| Aim of the task |
Beginning with the line that holds "Transcribe the text in this document.", set down each line of the data below through the very last, exactly as given, and nothing beyond that.

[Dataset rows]
>> BEGIN

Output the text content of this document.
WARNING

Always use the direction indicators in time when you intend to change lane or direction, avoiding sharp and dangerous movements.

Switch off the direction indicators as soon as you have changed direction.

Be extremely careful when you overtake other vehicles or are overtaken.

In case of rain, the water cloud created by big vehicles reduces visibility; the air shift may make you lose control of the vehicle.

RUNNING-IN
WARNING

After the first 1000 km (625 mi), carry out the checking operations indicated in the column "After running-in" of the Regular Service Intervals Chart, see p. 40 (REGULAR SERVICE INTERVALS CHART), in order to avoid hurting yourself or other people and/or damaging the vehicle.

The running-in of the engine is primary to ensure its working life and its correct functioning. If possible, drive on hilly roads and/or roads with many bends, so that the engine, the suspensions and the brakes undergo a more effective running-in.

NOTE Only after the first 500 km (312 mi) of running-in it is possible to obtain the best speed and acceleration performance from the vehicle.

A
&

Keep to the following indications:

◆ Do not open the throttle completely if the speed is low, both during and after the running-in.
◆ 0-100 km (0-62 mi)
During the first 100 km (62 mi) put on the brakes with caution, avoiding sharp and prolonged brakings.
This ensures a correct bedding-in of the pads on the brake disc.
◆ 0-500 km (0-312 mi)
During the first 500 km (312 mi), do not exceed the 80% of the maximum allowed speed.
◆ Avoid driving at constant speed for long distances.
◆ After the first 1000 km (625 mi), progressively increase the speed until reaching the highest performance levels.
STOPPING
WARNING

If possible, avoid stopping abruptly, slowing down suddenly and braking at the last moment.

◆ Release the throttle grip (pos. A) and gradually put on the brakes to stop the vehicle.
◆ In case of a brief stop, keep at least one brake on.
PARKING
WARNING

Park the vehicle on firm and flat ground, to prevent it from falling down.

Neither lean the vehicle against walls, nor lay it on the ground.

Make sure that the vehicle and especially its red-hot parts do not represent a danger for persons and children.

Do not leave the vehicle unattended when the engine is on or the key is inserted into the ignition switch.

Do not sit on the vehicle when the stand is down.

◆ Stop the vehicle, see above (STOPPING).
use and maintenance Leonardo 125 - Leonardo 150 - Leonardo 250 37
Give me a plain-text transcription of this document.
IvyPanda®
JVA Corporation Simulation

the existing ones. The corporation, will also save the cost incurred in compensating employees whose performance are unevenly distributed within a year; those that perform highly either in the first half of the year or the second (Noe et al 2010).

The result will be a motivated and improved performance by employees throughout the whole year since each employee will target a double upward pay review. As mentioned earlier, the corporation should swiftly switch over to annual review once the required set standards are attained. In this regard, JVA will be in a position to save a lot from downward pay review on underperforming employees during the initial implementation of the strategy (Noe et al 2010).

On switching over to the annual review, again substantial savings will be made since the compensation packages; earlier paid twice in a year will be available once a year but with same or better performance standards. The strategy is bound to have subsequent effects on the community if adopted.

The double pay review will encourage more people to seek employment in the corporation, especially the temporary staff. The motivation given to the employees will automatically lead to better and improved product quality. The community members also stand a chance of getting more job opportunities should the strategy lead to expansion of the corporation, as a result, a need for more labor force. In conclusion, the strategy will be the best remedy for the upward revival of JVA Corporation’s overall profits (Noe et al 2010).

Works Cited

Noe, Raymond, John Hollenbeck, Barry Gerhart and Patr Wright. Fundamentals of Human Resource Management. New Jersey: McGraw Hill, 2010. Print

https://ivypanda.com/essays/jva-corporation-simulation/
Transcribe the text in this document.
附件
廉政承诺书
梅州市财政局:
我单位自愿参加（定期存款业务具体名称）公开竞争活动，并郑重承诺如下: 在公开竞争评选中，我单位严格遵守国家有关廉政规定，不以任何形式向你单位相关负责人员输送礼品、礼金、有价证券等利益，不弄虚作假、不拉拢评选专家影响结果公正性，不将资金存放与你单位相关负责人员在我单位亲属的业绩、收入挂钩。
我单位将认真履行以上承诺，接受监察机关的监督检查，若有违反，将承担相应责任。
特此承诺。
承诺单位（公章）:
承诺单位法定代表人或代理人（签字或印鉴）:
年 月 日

>> END

| Result |
Transcribe the text in this document.
附件
廉政承诺书
梅州市财政局:
我单位自愿参加（定期存款业务具体名称）公开竞争活动，并郑重承诺如下: 在公开竞争评选中，我单位严格遵守国家有关廉政规定，不以任何形式向你单位相关负责人员输送礼品、礼金、有价证券等利益，不弄虚作假、不拉拢评选专家影响结果公正性，不将资金存放与你单位相关负责人员在我单位亲属的业绩、收入挂钩。
我单位将认真履行以上承诺，接受监察机关的监督检查，若有违反，将承担相应责任。
特此承诺。
承诺单位（公章）:
承诺单位法定代表人或代理人（签字或印鉴）:
年 月 日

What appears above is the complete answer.